» REQUIREMENTS
Copy every line of the data in which the word "Appropriation" occurs.

[Items from a figure collection]
---
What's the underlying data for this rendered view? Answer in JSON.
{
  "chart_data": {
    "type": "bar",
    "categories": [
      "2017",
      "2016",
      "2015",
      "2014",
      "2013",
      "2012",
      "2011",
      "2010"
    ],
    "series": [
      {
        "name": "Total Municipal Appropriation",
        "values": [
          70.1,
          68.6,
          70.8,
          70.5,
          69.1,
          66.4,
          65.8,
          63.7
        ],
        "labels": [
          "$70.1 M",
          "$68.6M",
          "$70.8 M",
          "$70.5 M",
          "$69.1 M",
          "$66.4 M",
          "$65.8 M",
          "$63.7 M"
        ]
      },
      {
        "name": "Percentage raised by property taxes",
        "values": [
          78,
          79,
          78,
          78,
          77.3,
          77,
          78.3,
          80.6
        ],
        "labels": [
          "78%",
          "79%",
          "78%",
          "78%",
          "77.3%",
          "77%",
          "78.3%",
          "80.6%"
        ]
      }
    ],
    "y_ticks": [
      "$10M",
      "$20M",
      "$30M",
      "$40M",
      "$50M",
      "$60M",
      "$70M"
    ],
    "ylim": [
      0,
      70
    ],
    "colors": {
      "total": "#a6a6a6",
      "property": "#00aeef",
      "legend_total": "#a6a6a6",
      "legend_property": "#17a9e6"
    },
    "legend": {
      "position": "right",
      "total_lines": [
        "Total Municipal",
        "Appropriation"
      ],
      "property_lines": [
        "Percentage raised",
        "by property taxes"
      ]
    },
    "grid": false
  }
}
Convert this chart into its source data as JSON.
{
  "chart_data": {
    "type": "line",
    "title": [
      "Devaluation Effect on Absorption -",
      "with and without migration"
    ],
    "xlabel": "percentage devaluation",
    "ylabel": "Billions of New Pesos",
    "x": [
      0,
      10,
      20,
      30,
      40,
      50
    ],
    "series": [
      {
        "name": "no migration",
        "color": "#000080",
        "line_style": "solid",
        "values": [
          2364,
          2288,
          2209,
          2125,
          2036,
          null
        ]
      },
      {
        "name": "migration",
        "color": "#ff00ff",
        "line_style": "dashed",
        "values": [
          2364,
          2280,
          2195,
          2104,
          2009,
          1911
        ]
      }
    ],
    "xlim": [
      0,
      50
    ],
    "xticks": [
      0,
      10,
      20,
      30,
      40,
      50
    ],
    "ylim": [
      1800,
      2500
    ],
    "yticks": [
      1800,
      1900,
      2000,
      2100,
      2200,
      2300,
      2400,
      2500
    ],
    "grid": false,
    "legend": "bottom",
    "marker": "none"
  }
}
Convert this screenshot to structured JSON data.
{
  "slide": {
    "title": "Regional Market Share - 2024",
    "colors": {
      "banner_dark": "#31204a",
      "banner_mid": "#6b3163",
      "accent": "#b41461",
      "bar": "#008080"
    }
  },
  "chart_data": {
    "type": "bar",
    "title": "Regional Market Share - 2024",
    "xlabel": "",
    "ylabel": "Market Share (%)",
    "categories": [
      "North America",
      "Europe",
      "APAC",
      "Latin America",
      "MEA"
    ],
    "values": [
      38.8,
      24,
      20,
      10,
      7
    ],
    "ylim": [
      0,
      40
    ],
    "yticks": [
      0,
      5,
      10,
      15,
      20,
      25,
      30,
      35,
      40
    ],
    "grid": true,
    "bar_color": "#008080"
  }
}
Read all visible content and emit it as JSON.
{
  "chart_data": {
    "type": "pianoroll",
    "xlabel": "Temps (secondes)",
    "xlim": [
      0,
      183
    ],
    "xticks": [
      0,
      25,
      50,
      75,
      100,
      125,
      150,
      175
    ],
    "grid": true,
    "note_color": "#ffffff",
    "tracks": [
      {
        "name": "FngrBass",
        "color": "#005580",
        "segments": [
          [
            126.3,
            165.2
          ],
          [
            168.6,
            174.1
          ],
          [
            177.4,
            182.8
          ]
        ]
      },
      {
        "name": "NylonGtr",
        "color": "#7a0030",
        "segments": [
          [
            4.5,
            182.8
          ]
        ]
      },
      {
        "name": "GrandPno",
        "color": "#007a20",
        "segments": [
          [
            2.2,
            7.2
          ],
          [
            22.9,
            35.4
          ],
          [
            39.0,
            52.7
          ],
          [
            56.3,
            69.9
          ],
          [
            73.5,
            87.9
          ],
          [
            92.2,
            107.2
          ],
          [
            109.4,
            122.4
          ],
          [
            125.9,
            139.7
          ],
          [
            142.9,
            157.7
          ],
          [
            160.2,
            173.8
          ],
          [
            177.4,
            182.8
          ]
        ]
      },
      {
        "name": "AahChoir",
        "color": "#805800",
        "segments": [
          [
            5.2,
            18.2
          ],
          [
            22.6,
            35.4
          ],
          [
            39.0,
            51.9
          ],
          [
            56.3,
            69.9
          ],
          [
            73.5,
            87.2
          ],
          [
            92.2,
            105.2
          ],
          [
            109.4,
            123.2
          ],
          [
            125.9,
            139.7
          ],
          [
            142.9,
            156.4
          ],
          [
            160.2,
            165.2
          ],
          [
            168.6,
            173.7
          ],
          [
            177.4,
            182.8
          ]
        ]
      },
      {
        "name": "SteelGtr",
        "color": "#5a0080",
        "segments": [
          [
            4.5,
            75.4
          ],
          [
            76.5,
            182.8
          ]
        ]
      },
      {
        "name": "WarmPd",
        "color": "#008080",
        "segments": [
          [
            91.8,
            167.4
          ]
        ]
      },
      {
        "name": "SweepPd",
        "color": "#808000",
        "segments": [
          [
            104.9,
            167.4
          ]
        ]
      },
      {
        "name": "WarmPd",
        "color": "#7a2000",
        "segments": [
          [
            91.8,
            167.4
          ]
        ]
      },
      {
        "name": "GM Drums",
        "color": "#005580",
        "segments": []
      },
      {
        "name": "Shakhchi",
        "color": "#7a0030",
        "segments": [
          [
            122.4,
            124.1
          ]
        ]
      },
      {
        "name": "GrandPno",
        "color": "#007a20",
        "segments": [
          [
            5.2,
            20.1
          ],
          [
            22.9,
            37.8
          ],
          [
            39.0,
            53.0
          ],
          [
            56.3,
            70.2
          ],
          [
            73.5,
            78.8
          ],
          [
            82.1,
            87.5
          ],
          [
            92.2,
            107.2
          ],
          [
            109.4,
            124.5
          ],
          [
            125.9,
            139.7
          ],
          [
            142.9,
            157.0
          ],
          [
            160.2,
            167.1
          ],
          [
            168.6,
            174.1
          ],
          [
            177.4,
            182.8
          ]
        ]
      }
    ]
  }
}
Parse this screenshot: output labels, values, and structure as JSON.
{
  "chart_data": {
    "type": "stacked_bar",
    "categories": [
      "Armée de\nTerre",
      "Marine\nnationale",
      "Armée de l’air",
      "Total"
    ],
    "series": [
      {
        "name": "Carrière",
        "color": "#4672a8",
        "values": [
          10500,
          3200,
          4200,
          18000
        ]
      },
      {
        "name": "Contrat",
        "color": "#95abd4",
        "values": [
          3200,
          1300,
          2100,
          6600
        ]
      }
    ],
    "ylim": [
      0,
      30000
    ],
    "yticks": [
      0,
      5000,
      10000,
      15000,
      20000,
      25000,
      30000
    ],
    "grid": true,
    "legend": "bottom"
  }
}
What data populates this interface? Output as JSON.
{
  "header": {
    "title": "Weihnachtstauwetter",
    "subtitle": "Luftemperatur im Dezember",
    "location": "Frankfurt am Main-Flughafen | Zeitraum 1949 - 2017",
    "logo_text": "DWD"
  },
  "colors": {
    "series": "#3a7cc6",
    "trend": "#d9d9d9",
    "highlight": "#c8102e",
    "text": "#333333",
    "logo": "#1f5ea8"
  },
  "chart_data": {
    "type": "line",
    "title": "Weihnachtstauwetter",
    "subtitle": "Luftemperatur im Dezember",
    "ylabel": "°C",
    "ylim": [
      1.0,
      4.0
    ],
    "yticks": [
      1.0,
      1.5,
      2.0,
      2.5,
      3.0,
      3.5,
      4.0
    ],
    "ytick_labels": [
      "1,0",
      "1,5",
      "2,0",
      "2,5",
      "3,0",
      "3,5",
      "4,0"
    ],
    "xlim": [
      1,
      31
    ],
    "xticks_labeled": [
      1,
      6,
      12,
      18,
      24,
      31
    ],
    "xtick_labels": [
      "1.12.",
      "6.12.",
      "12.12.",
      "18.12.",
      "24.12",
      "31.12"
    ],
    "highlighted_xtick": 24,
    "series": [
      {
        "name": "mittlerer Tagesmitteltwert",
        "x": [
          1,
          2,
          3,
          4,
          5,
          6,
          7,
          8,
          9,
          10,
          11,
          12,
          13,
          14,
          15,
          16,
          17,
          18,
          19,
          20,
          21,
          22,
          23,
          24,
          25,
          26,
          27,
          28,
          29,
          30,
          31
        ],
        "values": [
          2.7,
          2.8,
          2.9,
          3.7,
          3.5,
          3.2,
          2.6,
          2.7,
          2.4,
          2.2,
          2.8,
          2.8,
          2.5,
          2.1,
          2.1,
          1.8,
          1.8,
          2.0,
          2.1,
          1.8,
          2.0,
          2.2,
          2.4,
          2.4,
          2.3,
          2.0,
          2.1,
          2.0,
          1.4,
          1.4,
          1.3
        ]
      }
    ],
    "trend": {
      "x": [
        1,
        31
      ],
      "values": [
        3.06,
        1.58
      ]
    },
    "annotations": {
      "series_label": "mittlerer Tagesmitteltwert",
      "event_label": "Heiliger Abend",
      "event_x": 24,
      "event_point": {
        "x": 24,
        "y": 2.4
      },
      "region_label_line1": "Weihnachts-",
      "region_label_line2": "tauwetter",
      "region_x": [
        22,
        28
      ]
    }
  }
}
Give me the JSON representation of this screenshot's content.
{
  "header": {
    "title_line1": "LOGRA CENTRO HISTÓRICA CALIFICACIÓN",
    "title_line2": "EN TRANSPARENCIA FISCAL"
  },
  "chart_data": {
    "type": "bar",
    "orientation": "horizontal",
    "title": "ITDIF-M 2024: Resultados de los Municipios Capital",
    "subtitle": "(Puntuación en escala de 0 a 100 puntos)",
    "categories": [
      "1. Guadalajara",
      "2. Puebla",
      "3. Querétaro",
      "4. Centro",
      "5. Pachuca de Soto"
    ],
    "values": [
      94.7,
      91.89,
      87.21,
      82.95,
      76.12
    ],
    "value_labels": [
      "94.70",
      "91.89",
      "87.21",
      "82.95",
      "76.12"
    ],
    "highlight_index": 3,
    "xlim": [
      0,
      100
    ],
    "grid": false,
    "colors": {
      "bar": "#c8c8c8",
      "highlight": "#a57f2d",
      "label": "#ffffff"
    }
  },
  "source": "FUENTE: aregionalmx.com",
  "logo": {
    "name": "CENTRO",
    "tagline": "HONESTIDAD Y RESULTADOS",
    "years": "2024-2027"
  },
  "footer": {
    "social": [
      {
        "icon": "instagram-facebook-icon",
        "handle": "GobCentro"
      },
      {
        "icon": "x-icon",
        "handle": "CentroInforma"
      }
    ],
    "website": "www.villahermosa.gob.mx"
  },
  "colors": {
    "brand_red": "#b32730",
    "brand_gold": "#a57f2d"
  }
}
---
» ANSWER TO THE PROBLEM
        "name": "Total Municipal Appropriation",
        "Appropriation"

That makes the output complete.